▶ **Exercise material**:
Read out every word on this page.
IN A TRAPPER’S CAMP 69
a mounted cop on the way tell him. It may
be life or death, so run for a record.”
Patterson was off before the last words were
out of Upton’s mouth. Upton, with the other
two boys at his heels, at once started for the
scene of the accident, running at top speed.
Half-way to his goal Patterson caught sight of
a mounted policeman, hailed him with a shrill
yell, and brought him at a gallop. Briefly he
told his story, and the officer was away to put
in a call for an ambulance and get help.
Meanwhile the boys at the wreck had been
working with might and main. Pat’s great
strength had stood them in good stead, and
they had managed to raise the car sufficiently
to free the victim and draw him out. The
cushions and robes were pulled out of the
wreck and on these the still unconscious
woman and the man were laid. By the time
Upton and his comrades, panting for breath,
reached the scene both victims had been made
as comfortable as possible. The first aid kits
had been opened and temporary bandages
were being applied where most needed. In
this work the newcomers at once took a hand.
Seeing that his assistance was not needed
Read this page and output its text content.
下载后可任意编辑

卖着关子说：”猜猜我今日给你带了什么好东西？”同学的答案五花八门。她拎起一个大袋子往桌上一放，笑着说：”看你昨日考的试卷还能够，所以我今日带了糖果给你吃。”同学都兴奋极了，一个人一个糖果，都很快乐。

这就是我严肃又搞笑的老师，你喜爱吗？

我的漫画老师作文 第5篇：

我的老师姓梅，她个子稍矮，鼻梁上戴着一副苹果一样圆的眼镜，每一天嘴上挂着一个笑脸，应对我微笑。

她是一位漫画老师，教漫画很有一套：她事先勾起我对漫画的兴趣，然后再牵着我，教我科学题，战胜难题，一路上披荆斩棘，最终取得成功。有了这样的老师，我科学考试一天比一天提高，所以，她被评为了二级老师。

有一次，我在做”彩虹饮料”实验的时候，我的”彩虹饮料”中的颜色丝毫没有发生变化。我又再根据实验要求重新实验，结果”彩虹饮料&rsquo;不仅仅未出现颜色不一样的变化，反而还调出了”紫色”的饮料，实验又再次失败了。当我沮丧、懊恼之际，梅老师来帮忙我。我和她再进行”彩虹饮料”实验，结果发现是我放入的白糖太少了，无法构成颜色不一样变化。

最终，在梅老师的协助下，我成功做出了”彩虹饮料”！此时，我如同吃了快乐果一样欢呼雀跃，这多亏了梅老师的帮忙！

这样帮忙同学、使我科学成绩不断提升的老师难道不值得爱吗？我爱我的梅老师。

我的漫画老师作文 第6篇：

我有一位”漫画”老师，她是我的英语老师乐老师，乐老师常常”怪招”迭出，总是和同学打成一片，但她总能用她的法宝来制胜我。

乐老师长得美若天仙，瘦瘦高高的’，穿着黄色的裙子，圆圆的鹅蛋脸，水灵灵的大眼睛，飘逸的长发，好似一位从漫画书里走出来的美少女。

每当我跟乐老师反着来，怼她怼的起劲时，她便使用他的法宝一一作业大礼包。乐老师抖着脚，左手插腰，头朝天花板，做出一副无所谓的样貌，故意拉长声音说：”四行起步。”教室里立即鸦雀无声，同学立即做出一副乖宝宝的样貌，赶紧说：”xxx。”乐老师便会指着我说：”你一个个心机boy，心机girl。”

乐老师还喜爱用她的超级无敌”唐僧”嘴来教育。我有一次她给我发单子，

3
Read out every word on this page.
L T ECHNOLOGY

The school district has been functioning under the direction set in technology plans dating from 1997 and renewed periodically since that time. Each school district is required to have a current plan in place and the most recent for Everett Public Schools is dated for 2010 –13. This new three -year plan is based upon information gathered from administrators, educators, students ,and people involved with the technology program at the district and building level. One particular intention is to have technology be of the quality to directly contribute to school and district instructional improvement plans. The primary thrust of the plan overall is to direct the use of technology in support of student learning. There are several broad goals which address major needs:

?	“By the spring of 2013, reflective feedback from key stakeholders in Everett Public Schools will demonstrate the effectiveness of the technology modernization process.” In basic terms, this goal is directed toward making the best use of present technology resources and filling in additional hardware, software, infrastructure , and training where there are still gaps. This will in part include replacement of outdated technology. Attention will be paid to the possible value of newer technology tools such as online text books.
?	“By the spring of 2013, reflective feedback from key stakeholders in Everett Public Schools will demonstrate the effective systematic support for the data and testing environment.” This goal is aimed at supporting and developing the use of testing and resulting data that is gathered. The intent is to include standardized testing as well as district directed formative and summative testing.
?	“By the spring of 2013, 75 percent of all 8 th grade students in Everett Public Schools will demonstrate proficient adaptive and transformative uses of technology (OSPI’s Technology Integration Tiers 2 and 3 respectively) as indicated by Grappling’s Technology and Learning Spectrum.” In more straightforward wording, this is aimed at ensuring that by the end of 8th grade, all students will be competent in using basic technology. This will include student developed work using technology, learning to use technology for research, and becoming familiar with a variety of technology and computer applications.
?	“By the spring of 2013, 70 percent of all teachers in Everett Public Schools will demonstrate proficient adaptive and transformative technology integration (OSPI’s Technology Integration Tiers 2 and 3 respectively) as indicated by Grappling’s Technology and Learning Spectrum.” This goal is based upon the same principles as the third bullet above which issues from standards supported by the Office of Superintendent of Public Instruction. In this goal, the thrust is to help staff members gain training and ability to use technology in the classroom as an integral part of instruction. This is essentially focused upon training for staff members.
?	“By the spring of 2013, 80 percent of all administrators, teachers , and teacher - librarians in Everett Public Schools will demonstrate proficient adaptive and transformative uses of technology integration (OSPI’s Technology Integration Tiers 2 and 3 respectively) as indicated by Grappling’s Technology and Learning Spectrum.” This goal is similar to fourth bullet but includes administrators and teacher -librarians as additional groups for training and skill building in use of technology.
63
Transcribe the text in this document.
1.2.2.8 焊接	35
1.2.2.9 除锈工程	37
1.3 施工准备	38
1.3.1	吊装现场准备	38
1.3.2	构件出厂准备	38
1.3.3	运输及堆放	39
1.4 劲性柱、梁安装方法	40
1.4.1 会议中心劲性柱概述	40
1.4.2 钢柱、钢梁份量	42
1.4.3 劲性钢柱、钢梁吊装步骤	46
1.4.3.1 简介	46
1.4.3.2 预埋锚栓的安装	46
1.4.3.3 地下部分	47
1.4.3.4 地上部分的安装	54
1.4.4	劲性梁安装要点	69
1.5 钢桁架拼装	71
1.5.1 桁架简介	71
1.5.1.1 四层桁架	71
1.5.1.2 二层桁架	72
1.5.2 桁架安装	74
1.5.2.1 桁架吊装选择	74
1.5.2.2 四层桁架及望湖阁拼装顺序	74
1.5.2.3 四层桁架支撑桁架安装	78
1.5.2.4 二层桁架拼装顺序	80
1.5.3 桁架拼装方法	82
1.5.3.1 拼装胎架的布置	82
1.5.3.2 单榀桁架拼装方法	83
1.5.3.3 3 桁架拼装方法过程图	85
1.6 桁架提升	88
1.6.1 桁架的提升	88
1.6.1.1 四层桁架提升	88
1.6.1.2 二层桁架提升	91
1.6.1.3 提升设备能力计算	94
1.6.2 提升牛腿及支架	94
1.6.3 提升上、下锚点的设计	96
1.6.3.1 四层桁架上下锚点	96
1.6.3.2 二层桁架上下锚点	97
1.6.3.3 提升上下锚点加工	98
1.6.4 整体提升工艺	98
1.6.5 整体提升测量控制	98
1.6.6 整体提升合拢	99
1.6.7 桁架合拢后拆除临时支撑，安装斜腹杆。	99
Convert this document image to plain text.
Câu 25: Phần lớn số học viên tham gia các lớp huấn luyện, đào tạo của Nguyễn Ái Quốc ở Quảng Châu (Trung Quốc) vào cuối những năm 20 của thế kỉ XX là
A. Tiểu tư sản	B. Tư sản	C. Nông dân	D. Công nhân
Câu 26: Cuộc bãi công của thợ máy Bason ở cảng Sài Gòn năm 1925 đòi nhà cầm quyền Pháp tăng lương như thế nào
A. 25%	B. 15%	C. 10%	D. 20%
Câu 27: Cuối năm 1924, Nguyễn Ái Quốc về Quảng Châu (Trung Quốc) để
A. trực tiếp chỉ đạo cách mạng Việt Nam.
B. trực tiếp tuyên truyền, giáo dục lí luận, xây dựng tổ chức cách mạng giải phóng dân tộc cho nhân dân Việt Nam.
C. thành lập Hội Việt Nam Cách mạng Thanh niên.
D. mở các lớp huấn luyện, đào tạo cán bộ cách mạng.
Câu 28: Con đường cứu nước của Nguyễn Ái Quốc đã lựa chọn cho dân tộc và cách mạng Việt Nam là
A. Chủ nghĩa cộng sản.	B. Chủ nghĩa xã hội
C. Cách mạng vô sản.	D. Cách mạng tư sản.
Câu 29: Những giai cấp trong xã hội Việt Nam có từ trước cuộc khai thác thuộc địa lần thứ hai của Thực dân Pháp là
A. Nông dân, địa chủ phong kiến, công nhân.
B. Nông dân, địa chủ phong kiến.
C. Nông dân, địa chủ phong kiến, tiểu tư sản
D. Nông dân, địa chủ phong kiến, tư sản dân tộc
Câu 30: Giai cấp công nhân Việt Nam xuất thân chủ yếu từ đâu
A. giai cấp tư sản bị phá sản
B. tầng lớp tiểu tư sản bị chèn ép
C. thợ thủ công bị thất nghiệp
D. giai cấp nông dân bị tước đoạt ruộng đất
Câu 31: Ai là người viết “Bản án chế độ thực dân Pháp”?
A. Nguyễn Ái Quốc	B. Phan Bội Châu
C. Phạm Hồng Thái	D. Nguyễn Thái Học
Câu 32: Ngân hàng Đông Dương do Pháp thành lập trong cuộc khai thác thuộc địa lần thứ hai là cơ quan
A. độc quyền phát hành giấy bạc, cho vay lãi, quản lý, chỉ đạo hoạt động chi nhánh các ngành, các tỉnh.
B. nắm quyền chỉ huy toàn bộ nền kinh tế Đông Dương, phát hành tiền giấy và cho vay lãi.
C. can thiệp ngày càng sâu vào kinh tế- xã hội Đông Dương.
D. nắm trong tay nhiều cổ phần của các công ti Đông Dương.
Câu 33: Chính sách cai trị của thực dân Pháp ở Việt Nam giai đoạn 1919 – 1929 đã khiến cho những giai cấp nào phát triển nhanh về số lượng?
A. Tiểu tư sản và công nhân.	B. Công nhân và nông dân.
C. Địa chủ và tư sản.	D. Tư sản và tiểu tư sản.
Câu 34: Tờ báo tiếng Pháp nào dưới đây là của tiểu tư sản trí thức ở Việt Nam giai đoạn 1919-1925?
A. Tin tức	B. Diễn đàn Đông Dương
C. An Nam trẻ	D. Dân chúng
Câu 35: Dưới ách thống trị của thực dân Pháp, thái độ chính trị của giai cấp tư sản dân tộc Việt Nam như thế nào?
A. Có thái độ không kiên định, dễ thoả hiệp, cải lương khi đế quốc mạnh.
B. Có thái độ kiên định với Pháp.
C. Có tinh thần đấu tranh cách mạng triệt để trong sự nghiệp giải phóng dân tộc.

▶ **Written task**:
Give the number of lines in the records above that contain the word "kiến". Reply with that number alone.

▶ **Response to the exercise**:
4